**Listing**

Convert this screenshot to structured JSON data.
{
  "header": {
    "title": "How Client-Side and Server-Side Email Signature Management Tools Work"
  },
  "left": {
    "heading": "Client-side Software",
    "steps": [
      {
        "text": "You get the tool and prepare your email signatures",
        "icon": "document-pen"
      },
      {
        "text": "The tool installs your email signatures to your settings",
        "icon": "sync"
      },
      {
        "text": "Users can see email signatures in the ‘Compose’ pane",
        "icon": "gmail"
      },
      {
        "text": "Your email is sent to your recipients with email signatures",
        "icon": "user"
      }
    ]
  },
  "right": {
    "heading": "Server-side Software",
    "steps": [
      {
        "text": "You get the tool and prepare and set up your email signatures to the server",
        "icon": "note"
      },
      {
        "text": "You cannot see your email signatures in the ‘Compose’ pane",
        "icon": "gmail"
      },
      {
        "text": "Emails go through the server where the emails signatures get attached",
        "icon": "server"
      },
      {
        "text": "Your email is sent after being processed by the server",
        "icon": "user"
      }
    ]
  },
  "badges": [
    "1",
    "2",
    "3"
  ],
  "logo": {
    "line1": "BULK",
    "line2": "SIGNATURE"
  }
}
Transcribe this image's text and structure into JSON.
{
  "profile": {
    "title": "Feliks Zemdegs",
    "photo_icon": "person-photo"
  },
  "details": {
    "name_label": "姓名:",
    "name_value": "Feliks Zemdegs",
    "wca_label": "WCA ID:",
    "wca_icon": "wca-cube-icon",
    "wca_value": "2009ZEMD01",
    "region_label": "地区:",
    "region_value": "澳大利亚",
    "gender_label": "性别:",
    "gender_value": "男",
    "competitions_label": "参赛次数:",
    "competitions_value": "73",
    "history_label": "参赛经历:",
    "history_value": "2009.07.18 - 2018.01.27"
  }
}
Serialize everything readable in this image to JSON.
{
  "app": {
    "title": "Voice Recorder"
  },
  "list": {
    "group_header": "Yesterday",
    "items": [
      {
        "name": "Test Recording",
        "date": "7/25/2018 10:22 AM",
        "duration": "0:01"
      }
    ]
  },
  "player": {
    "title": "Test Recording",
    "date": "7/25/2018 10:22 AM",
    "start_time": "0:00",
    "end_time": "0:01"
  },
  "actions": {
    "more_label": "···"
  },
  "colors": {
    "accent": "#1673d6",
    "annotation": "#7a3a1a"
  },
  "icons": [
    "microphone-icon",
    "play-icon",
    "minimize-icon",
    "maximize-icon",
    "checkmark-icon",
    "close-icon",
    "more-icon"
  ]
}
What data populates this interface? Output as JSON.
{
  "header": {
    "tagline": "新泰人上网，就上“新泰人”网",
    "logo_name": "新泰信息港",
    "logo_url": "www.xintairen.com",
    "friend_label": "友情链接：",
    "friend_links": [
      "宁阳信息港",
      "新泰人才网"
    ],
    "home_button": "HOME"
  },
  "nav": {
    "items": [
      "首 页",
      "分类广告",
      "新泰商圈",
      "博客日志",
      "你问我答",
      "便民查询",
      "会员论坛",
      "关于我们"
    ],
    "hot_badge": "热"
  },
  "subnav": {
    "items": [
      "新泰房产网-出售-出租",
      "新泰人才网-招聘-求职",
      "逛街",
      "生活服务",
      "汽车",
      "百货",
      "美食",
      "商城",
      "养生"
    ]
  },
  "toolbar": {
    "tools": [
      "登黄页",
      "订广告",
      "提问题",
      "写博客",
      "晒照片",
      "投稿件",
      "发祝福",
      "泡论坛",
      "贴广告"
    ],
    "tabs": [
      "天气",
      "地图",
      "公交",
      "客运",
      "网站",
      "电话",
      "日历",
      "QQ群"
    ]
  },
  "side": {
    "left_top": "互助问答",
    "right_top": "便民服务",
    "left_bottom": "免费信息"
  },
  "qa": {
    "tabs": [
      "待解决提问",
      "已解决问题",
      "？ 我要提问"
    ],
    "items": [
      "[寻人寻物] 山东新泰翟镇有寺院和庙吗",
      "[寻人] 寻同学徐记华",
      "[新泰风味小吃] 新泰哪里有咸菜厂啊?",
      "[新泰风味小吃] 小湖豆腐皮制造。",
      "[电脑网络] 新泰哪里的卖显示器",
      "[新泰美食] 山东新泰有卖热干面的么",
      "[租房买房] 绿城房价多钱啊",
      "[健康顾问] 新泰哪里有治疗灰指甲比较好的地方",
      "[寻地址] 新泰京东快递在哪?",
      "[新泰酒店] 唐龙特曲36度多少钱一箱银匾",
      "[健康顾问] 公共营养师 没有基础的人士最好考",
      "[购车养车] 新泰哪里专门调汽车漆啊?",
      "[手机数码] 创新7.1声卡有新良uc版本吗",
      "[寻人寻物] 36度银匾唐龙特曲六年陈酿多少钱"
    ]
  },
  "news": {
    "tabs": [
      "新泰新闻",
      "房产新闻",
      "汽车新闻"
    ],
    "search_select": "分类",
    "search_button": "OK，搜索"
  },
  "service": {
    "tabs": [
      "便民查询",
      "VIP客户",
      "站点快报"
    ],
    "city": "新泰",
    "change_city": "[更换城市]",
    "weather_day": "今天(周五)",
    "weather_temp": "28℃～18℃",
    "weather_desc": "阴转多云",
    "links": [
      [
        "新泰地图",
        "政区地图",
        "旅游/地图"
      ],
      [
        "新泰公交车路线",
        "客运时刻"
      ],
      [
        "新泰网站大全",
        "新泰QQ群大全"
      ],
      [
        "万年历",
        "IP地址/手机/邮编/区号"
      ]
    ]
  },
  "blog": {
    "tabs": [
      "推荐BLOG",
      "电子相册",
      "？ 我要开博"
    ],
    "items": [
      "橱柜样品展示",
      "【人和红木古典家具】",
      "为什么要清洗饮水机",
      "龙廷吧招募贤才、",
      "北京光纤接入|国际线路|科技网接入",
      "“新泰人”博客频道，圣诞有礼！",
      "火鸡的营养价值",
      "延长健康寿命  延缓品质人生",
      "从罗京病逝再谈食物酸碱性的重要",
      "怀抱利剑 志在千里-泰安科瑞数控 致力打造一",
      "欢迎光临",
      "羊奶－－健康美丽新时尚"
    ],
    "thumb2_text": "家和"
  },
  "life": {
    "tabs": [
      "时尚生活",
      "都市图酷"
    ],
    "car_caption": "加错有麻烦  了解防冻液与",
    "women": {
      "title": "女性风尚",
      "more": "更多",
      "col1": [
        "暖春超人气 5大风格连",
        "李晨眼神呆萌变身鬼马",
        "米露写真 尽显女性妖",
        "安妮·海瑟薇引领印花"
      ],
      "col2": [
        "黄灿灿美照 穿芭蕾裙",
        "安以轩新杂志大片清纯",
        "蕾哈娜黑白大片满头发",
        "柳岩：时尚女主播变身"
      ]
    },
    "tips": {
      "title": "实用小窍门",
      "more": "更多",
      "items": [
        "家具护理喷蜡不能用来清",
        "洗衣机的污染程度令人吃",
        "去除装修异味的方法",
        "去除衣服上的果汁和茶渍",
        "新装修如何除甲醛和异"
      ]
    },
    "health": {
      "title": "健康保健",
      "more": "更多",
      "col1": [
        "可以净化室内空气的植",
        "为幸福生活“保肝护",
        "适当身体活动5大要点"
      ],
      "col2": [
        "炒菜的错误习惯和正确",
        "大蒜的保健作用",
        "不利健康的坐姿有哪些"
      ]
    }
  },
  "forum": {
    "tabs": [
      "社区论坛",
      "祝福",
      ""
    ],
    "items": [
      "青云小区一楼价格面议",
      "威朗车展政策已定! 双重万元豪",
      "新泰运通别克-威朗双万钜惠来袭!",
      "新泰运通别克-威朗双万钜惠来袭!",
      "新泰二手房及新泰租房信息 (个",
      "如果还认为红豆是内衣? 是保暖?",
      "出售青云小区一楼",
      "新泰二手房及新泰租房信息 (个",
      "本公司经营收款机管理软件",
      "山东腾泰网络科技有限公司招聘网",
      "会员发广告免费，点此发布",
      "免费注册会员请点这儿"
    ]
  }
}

**Do this**
From the listing, tally every line with the word "寻人寻物" in it and give only the tally.

**Expected answer**
2